* start MATERIAL *

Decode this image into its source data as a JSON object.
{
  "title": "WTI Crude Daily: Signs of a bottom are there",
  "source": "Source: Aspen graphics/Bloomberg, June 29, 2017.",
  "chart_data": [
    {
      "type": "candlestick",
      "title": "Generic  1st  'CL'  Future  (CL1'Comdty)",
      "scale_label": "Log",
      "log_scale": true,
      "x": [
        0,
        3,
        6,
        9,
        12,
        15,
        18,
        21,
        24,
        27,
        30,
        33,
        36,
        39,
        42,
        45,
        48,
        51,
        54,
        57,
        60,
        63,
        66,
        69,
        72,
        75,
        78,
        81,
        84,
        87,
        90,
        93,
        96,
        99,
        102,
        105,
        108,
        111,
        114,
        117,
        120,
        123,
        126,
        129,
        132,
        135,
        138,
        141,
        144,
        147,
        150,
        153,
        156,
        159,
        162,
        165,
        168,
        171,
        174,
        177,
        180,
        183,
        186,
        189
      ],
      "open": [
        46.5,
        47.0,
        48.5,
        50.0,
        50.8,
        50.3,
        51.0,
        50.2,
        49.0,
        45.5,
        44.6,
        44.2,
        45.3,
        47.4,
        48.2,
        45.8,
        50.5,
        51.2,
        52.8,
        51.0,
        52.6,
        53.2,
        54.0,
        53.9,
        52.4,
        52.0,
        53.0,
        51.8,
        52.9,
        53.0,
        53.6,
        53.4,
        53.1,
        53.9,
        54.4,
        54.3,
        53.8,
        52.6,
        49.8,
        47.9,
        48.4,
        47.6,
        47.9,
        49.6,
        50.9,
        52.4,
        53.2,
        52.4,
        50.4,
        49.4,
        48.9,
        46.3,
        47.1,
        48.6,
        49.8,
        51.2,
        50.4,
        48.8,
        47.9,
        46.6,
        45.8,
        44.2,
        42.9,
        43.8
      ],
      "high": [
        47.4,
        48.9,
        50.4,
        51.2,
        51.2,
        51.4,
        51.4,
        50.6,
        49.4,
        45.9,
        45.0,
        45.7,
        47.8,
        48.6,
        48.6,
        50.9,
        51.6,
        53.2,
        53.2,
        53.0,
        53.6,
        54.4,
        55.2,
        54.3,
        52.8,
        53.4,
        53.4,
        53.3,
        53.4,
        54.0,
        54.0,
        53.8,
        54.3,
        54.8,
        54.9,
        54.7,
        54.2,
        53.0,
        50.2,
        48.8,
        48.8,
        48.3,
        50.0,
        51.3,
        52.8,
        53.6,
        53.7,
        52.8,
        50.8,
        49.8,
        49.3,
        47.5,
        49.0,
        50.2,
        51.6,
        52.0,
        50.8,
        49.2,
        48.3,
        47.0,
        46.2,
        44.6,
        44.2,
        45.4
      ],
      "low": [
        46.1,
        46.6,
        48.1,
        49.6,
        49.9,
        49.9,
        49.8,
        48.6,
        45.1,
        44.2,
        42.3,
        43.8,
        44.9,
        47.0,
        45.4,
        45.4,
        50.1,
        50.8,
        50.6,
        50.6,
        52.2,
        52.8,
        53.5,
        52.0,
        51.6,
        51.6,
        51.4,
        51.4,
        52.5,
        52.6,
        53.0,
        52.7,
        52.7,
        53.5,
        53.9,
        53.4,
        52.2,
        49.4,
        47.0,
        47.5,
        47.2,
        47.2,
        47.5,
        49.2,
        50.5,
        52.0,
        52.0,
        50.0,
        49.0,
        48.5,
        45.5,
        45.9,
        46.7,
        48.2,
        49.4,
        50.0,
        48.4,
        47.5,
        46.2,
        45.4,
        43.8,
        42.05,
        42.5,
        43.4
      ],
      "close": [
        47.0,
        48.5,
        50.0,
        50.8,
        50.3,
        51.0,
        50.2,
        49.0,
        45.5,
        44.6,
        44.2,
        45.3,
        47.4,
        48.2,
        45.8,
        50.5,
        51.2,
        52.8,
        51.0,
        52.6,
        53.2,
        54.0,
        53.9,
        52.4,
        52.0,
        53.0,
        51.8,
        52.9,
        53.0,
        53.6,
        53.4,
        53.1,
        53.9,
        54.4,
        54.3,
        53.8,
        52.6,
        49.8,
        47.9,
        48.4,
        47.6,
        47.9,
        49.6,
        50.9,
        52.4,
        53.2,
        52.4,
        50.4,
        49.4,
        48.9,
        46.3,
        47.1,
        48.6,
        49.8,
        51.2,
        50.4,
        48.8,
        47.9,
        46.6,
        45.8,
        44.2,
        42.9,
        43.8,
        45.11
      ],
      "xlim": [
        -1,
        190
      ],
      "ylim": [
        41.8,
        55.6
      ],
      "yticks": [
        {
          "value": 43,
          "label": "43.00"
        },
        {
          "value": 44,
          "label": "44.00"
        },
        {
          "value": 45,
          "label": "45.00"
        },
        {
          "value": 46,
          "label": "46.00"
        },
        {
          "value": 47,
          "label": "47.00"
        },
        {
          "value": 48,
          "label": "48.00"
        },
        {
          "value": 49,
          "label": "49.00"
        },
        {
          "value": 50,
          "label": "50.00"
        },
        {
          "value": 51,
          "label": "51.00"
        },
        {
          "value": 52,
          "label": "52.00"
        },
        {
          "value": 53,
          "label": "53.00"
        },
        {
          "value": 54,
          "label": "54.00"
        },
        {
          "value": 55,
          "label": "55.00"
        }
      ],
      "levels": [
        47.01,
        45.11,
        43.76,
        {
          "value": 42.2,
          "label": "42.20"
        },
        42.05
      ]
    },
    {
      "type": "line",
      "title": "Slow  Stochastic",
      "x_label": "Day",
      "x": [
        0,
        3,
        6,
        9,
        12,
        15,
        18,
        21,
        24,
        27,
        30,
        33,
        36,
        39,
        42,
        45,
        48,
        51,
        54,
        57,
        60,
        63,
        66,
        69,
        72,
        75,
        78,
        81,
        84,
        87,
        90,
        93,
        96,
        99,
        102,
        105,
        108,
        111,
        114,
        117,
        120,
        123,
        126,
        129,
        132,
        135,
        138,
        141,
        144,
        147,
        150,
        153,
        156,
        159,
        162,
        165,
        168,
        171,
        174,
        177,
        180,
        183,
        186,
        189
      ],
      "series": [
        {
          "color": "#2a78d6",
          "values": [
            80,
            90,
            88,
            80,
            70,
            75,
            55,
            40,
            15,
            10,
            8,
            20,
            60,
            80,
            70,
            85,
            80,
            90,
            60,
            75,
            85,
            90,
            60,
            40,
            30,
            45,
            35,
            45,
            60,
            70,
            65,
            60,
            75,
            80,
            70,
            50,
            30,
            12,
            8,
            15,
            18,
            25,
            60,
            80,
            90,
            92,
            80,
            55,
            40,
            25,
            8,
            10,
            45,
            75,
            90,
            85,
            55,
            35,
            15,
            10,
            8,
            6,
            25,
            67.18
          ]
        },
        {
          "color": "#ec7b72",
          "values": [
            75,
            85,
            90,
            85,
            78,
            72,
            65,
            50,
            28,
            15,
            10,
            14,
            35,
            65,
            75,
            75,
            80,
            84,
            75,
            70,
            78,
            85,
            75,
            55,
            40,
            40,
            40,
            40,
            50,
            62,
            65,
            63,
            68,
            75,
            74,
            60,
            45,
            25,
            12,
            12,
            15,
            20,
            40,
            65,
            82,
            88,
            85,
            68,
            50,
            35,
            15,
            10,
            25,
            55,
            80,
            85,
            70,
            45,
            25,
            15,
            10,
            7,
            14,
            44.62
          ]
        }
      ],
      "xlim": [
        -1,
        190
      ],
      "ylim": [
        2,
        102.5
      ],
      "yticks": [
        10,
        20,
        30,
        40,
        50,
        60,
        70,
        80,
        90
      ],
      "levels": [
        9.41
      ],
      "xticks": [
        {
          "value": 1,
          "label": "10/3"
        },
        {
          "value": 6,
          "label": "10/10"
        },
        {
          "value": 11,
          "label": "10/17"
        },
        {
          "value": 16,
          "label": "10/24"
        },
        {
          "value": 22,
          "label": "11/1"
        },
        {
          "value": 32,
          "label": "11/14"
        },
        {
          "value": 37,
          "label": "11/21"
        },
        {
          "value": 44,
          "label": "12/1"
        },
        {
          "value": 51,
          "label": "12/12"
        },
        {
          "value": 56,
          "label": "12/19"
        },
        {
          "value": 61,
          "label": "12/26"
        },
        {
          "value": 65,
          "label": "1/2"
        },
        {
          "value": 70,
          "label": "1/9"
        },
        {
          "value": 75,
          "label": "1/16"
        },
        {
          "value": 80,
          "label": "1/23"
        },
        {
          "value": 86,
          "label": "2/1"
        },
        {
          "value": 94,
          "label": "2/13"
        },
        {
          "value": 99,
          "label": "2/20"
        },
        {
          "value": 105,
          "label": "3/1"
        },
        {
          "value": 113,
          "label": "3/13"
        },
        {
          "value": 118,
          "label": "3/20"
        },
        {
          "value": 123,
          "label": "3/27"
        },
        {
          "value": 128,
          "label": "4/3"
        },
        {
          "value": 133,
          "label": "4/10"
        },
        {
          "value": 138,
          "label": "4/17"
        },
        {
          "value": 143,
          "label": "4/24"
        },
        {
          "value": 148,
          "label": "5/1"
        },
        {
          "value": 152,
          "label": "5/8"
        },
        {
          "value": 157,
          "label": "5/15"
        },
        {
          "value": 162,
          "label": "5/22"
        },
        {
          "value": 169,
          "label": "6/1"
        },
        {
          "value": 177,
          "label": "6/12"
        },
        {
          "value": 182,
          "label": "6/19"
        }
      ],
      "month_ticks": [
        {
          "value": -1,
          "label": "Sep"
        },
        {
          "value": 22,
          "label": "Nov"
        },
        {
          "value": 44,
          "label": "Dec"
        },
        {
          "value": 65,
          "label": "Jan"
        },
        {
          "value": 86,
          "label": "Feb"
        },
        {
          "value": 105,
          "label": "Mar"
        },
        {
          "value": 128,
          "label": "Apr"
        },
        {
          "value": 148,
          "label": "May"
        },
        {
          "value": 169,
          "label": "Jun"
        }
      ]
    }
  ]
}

* end MATERIAL *

Go through the entries above and copy every line containing "source".

Decode this image into its source data as a JSON object.
  "source": "Source: Aspen graphics/Bloomberg, June 29, 2017.",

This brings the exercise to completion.